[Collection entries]

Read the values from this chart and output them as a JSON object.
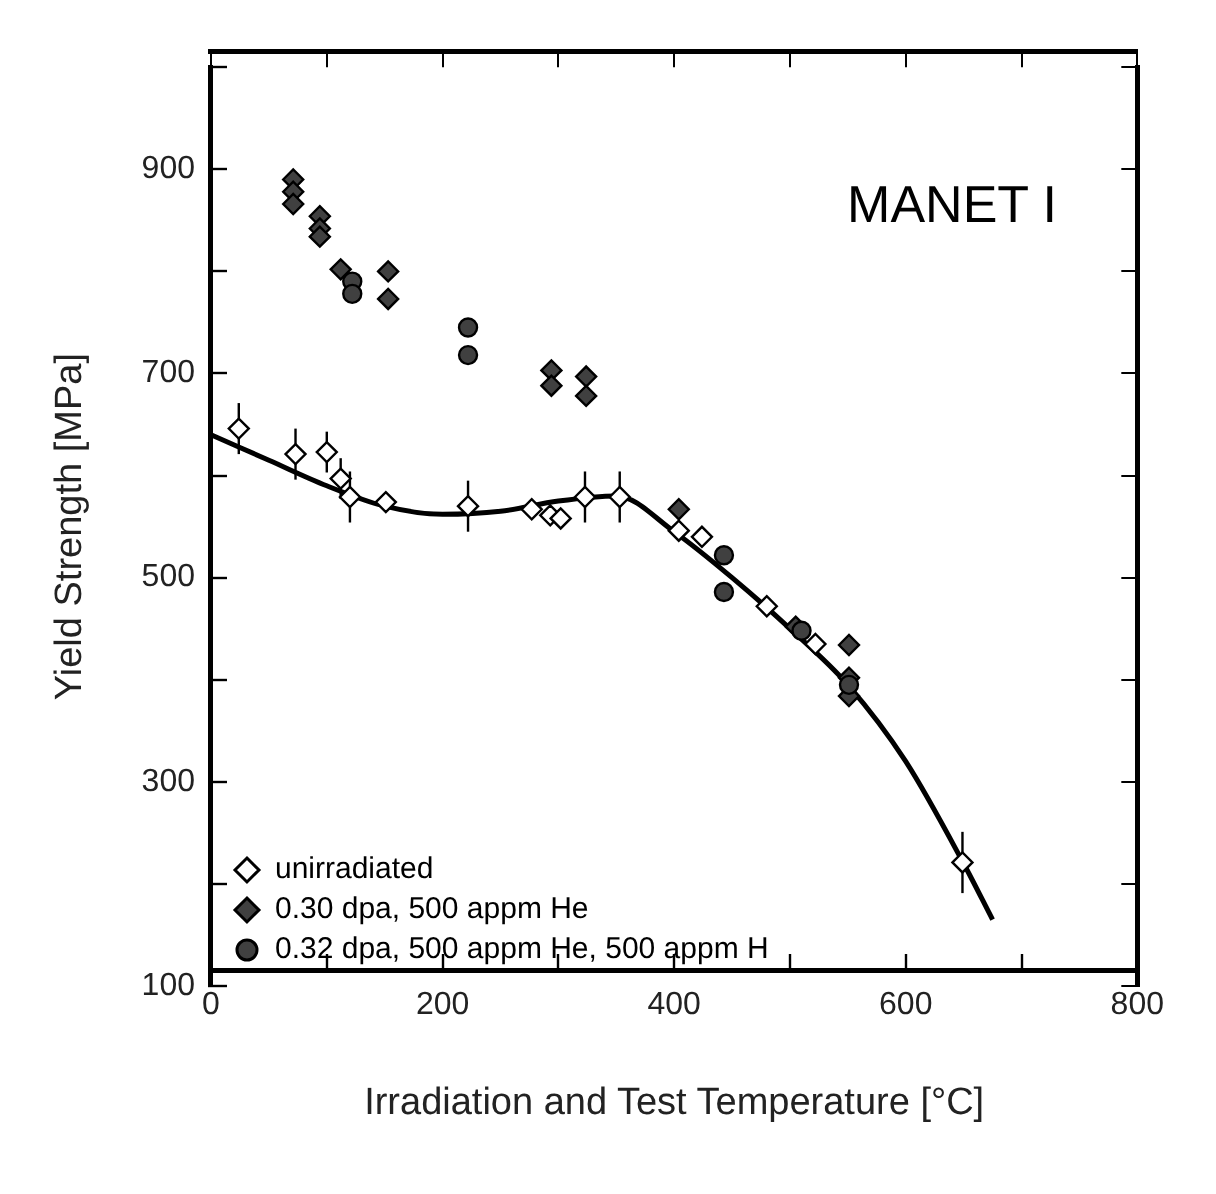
{
  "chart_data": {
    "type": "scatter",
    "xlabel": "Irradiation and Test Temperature [°C]",
    "ylabel": "Yield Strength [MPa]",
    "annotations": [
      "MANET I"
    ],
    "xlim": [
      0,
      800
    ],
    "xticks": [
      0,
      {
        "value": 100,
        "label": null
      },
      200,
      {
        "value": 300,
        "label": null
      },
      400,
      {
        "value": 500,
        "label": null
      },
      600,
      {
        "value": 700,
        "label": null
      },
      800
    ],
    "ylim": [
      100,
      1000
    ],
    "yticks": [
      100,
      {
        "value": 200,
        "label": null
      },
      300,
      {
        "value": 400,
        "label": null
      },
      500,
      {
        "value": 600,
        "label": null
      },
      700,
      {
        "value": 800,
        "label": null
      },
      900,
      {
        "value": 1000,
        "label": null
      }
    ],
    "grid": false,
    "legend": "bottom left",
    "series": [
      {
        "type": "line",
        "color": "#000000",
        "marker": "none",
        "line_style": "solid",
        "x": [
          0,
          50,
          100,
          150,
          200,
          250,
          300,
          350,
          400,
          450,
          500,
          550,
          600,
          650,
          675
        ],
        "values": [
          640,
          615,
          590,
          570,
          562,
          565,
          575,
          580,
          545,
          500,
          450,
          395,
          320,
          220,
          165
        ]
      },
      {
        "name": "unirradiated",
        "color": "#ffffff",
        "marker": "diamond",
        "x": [
          24,
          73,
          100,
          112,
          120,
          151,
          222,
          277,
          293,
          302,
          323,
          353,
          404,
          424,
          480,
          522,
          649
        ],
        "values": [
          646,
          621,
          623,
          597,
          579,
          574,
          570,
          567,
          561,
          558,
          579,
          579,
          546,
          540,
          472,
          435,
          221
        ],
        "errors": [
          25,
          25,
          20,
          20,
          25,
          null,
          25,
          null,
          null,
          null,
          25,
          25,
          null,
          null,
          null,
          null,
          30
        ]
      },
      {
        "name": "0.30 dpa, 500 appm He",
        "color": "#404040",
        "marker": "diamond",
        "x": [
          71,
          71,
          71,
          94,
          94,
          94,
          112,
          153,
          153,
          294,
          294,
          324,
          324,
          404,
          505,
          551,
          551,
          551
        ],
        "values": [
          890,
          878,
          866,
          854,
          842,
          834,
          802,
          800,
          773,
          703,
          688,
          697,
          678,
          567,
          452,
          434,
          402,
          384
        ]
      },
      {
        "name": "0.32 dpa, 500 appm He, 500 appm H",
        "color": "#404040",
        "marker": "circle",
        "x": [
          122,
          122,
          222,
          222,
          443,
          443,
          510,
          551
        ],
        "values": [
          790,
          778,
          745,
          718,
          522,
          486,
          448,
          395
        ]
      }
    ]
  }
}
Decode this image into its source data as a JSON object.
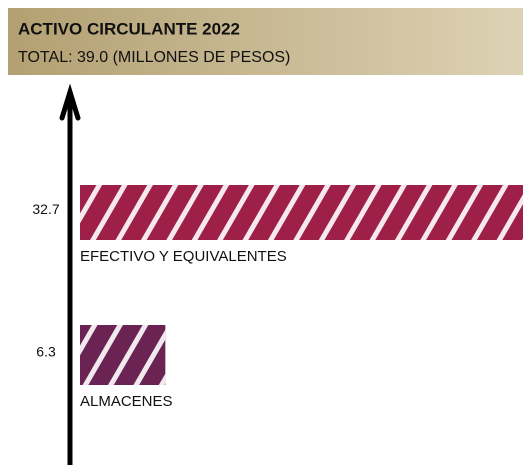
{
  "chart_data": {
    "type": "hbar",
    "title": "ACTIVO CIRCULANTE 2022",
    "subtitle": "TOTAL:  39.0 (MILLONES DE PESOS)",
    "categories": [
      "EFECTIVO Y EQUIVALENTES",
      "ALMACENES"
    ],
    "values": [
      32.7,
      6.3
    ],
    "colors": [
      "#9e1f48",
      "#6a2352"
    ]
  }
}
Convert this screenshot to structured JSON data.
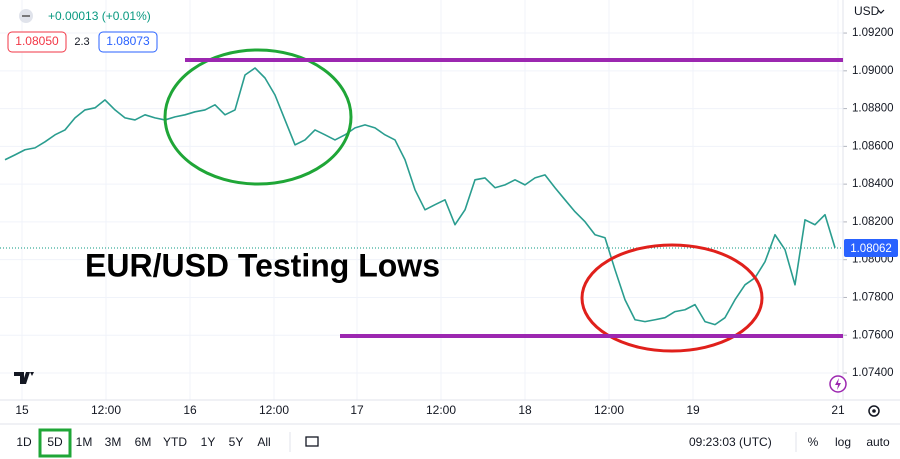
{
  "chart_data": {
    "type": "line",
    "title": "EUR/USD Testing Lows",
    "currency": "USD",
    "change": "+0.00013 (+0.01%)",
    "bid": "1.08050",
    "spread": "2.3",
    "ask": "1.08073",
    "last_price": {
      "value": 1.08062,
      "label": "1.08062"
    },
    "time_labels": [
      "15",
      "12:00",
      "16",
      "12:00",
      "17",
      "12:00",
      "18",
      "12:00",
      "19",
      "21"
    ],
    "ylim": [
      1.07257,
      1.09375
    ],
    "yticks": [
      {
        "value": 1.092,
        "label": "1.09200"
      },
      {
        "value": 1.09,
        "label": "1.09000"
      },
      {
        "value": 1.088,
        "label": "1.08800"
      },
      {
        "value": 1.086,
        "label": "1.08600"
      },
      {
        "value": 1.084,
        "label": "1.08400"
      },
      {
        "value": 1.082,
        "label": "1.08200"
      },
      {
        "value": 1.08,
        "label": "1.08000"
      },
      {
        "value": 1.078,
        "label": "1.07800"
      },
      {
        "value": 1.076,
        "label": "1.07600"
      },
      {
        "value": 1.074,
        "label": "1.07400"
      }
    ],
    "grid": true,
    "color": "#2a9d8f",
    "values": [
      1.08529,
      1.08555,
      1.08582,
      1.08592,
      1.08624,
      1.08661,
      1.08687,
      1.08751,
      1.08793,
      1.08804,
      1.08846,
      1.08793,
      1.08751,
      1.0874,
      1.08767,
      1.08751,
      1.0874,
      1.08756,
      1.08767,
      1.08783,
      1.08793,
      1.0882,
      1.08767,
      1.08793,
      1.08978,
      1.09015,
      1.08962,
      1.08872,
      1.0874,
      1.08608,
      1.08634,
      1.08687,
      1.08661,
      1.08634,
      1.08661,
      1.08698,
      1.08714,
      1.08698,
      1.08661,
      1.08634,
      1.08529,
      1.0837,
      1.08264,
      1.08291,
      1.08317,
      1.08185,
      1.08264,
      1.08423,
      1.08433,
      1.08381,
      1.08396,
      1.08423,
      1.08396,
      1.08433,
      1.08449,
      1.08381,
      1.08317,
      1.08254,
      1.08201,
      1.08132,
      1.08116,
      1.07947,
      1.07788,
      1.07682,
      1.07672,
      1.07682,
      1.07693,
      1.07725,
      1.07735,
      1.07762,
      1.07672,
      1.07656,
      1.07693,
      1.07788,
      1.07867,
      1.07904,
      1.07989,
      1.08132,
      1.08053,
      1.07867,
      1.08211,
      1.08185,
      1.08238,
      1.08063
    ],
    "hlines": [
      {
        "value": 1.09057,
        "color": "#9c27b0"
      },
      {
        "value": 1.07596,
        "color": "#9c27b0"
      }
    ],
    "ranges": [
      "1D",
      "5D",
      "1M",
      "3M",
      "6M",
      "YTD",
      "1Y",
      "5Y",
      "All"
    ],
    "selected_range": "5D",
    "clock": "09:23:03 (UTC)",
    "scale_options": [
      "%",
      "log",
      "auto"
    ]
  }
}
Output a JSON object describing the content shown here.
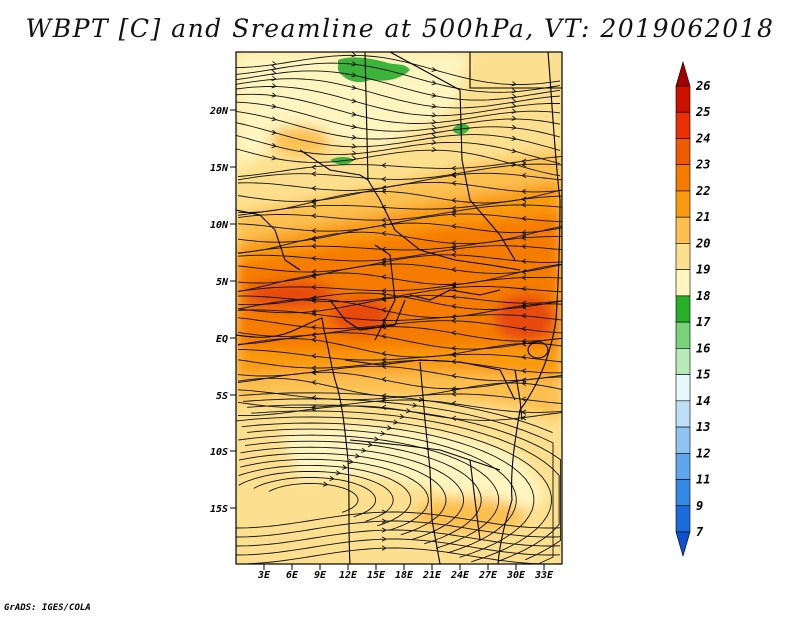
{
  "title": "WBPT [C] and Sreamline at 500hPa, VT: 2019062018",
  "credit": "GrADS: IGES/COLA",
  "lat_labels": [
    "20N",
    "15N",
    "10N",
    "5N",
    "EQ",
    "5S",
    "10S",
    "15S"
  ],
  "lon_labels": [
    "3E",
    "6E",
    "9E",
    "12E",
    "15E",
    "18E",
    "21E",
    "24E",
    "27E",
    "30E",
    "33E"
  ],
  "colorbar": {
    "levels": [
      "26",
      "25",
      "24",
      "23",
      "22",
      "21",
      "20",
      "19",
      "18",
      "17",
      "16",
      "15",
      "14",
      "13",
      "12",
      "11",
      "9",
      "7"
    ],
    "colors": [
      "#a50000",
      "#cc1100",
      "#e83000",
      "#f05a00",
      "#f57c00",
      "#fa9a10",
      "#fcc050",
      "#fde08f",
      "#fff5c0",
      "#28b028",
      "#78d278",
      "#b8eab8",
      "#e8f8fb",
      "#bde0f8",
      "#8ec4f2",
      "#5fa6ec",
      "#3489e4",
      "#1a6cdc",
      "#0f50d0"
    ]
  },
  "palette": {
    "hot": "#e84a10",
    "warm": "#f57c00",
    "mild": "#fa9a10",
    "pale": "#fcc050",
    "cream": "#fde08f",
    "cool": "#fff5c0",
    "green": "#3cb43c"
  }
}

Set exercise »
Give all the entries again exactly, dropping each picture.

Finished exercise »
Read the values from this chart and output them as a JSON object.
{
  "chart_data": {
    "type": "scatter",
    "xlabel": "Irradiation and Test Temperature [°C]",
    "ylabel": "Yield Strength [MPa]",
    "annotations": [
      "MANET I"
    ],
    "xlim": [
      0,
      800
    ],
    "xticks": [
      0,
      {
        "value": 100,
        "label": null
      },
      200,
      {
        "value": 300,
        "label": null
      },
      400,
      {
        "value": 500,
        "label": null
      },
      600,
      {
        "value": 700,
        "label": null
      },
      800
    ],
    "ylim": [
      100,
      1000
    ],
    "yticks": [
      100,
      {
        "value": 200,
        "label": null
      },
      300,
      {
        "value": 400,
        "label": null
      },
      500,
      {
        "value": 600,
        "label": null
      },
      700,
      {
        "value": 800,
        "label": null
      },
      900,
      {
        "value": 1000,
        "label": null
      }
    ],
    "grid": false,
    "legend": "bottom left",
    "series": [
      {
        "type": "line",
        "color": "#000000",
        "marker": "none",
        "line_style": "solid",
        "x": [
          0,
          50,
          100,
          150,
          200,
          250,
          300,
          350,
          400,
          450,
          500,
          550,
          600,
          650,
          675
        ],
        "values": [
          640,
          615,
          590,
          570,
          562,
          565,
          575,
          580,
          545,
          500,
          450,
          395,
          320,
          220,
          165
        ]
      },
      {
        "name": "unirradiated",
        "color": "#ffffff",
        "marker": "diamond",
        "x": [
          24,
          73,
          100,
          112,
          120,
          151,
          222,
          277,
          293,
          302,
          323,
          353,
          404,
          424,
          480,
          522,
          649
        ],
        "values": [
          646,
          621,
          623,
          597,
          579,
          574,
          570,
          567,
          561,
          558,
          579,
          579,
          546,
          540,
          472,
          435,
          221
        ],
        "errors": [
          25,
          25,
          20,
          20,
          25,
          null,
          25,
          null,
          null,
          null,
          25,
          25,
          null,
          null,
          null,
          null,
          30
        ]
      },
      {
        "name": "0.30 dpa, 500 appm He",
        "color": "#404040",
        "marker": "diamond",
        "x": [
          71,
          71,
          71,
          94,
          94,
          94,
          112,
          153,
          153,
          294,
          294,
          324,
          324,
          404,
          505,
          551,
          551,
          551
        ],
        "values": [
          890,
          878,
          866,
          854,
          842,
          834,
          802,
          800,
          773,
          703,
          688,
          697,
          678,
          567,
          452,
          434,
          402,
          384
        ]
      },
      {
        "name": "0.32 dpa, 500 appm He, 500 appm H",
        "color": "#404040",
        "marker": "circle",
        "x": [
          122,
          122,
          222,
          222,
          443,
          443,
          510,
          551
        ],
        "values": [
          790,
          778,
          745,
          718,
          522,
          486,
          448,
          395
        ]
      }
    ]
  }
}
Decode this image into its source data as a JSON object.
{
  "chart_data": {
    "type": "hbar",
    "title": "ACTIVO CIRCULANTE 2022",
    "subtitle": "TOTAL:  39.0 (MILLONES DE PESOS)",
    "categories": [
      "EFECTIVO Y EQUIVALENTES",
      "ALMACENES"
    ],
    "values": [
      32.7,
      6.3
    ],
    "colors": [
      "#9e1f48",
      "#6a2352"
    ]
  }
}
Convert this screenshot to structured JSON data.
{
  "chart_data": {
    "type": "line",
    "title": "EUR/USD Testing Lows",
    "currency": "USD",
    "change": "+0.00013 (+0.01%)",
    "bid": "1.08050",
    "spread": "2.3",
    "ask": "1.08073",
    "last_price": {
      "value": 1.08062,
      "label": "1.08062"
    },
    "time_labels": [
      "15",
      "12:00",
      "16",
      "12:00",
      "17",
      "12:00",
      "18",
      "12:00",
      "19",
      "21"
    ],
    "ylim": [
      1.07257,
      1.09375
    ],
    "yticks": [
      {
        "value": 1.092,
        "label": "1.09200"
      },
      {
        "value": 1.09,
        "label": "1.09000"
      },
      {
        "value": 1.088,
        "label": "1.08800"
      },
      {
        "value": 1.086,
        "label": "1.08600"
      },
      {
        "value": 1.084,
        "label": "1.08400"
      },
      {
        "value": 1.082,
        "label": "1.08200"
      },
      {
        "value": 1.08,
        "label": "1.08000"
      },
      {
        "value": 1.078,
        "label": "1.07800"
      },
      {
        "value": 1.076,
        "label": "1.07600"
      },
      {
        "value": 1.074,
        "label": "1.07400"
      }
    ],
    "grid": true,
    "color": "#2a9d8f",
    "values": [
      1.08529,
      1.08555,
      1.08582,
      1.08592,
      1.08624,
      1.08661,
      1.08687,
      1.08751,
      1.08793,
      1.08804,
      1.08846,
      1.08793,
      1.08751,
      1.0874,
      1.08767,
      1.08751,
      1.0874,
      1.08756,
      1.08767,
      1.08783,
      1.08793,
      1.0882,
      1.08767,
      1.08793,
      1.08978,
      1.09015,
      1.08962,
      1.08872,
      1.0874,
      1.08608,
      1.08634,
      1.08687,
      1.08661,
      1.08634,
      1.08661,
      1.08698,
      1.08714,
      1.08698,
      1.08661,
      1.08634,
      1.08529,
      1.0837,
      1.08264,
      1.08291,
      1.08317,
      1.08185,
      1.08264,
      1.08423,
      1.08433,
      1.08381,
      1.08396,
      1.08423,
      1.08396,
      1.08433,
      1.08449,
      1.08381,
      1.08317,
      1.08254,
      1.08201,
      1.08132,
      1.08116,
      1.07947,
      1.07788,
      1.07682,
      1.07672,
      1.07682,
      1.07693,
      1.07725,
      1.07735,
      1.07762,
      1.07672,
      1.07656,
      1.07693,
      1.07788,
      1.07867,
      1.07904,
      1.07989,
      1.08132,
      1.08053,
      1.07867,
      1.08211,
      1.08185,
      1.08238,
      1.08063
    ],
    "hlines": [
      {
        "value": 1.09057,
        "color": "#9c27b0"
      },
      {
        "value": 1.07596,
        "color": "#9c27b0"
      }
    ],
    "ranges": [
      "1D",
      "5D",
      "1M",
      "3M",
      "6M",
      "YTD",
      "1Y",
      "5Y",
      "All"
    ],
    "selected_range": "5D",
    "clock": "09:23:03 (UTC)",
    "scale_options": [
      "%",
      "log",
      "auto"
    ]
  }
}
Output a JSON object describing the content shown here.
{
  "title": "WBPT [C] and Sreamline at 500hPa, VT: 2019062018",
  "credit": "GrADS: IGES/COLA",
  "lat_labels": [
    "20N",
    "15N",
    "10N",
    "5N",
    "EQ",
    "5S",
    "10S",
    "15S"
  ],
  "lon_labels": [
    "3E",
    "6E",
    "9E",
    "12E",
    "15E",
    "18E",
    "21E",
    "24E",
    "27E",
    "30E",
    "33E"
  ],
  "colorbar": {
    "levels": [
      "26",
      "25",
      "24",
      "23",
      "22",
      "21",
      "20",
      "19",
      "18",
      "17",
      "16",
      "15",
      "14",
      "13",
      "12",
      "11",
      "9",
      "7"
    ],
    "colors": [
      "#a50000",
      "#cc1100",
      "#e83000",
      "#f05a00",
      "#f57c00",
      "#fa9a10",
      "#fcc050",
      "#fde08f",
      "#fff5c0",
      "#28b028",
      "#78d278",
      "#b8eab8",
      "#e8f8fb",
      "#bde0f8",
      "#8ec4f2",
      "#5fa6ec",
      "#3489e4",
      "#1a6cdc",
      "#0f50d0"
    ]
  },
  "palette": {
    "hot": "#e84a10",
    "warm": "#f57c00",
    "mild": "#fa9a10",
    "pale": "#fcc050",
    "cream": "#fde08f",
    "cool": "#fff5c0",
    "green": "#3cb43c"
  }
}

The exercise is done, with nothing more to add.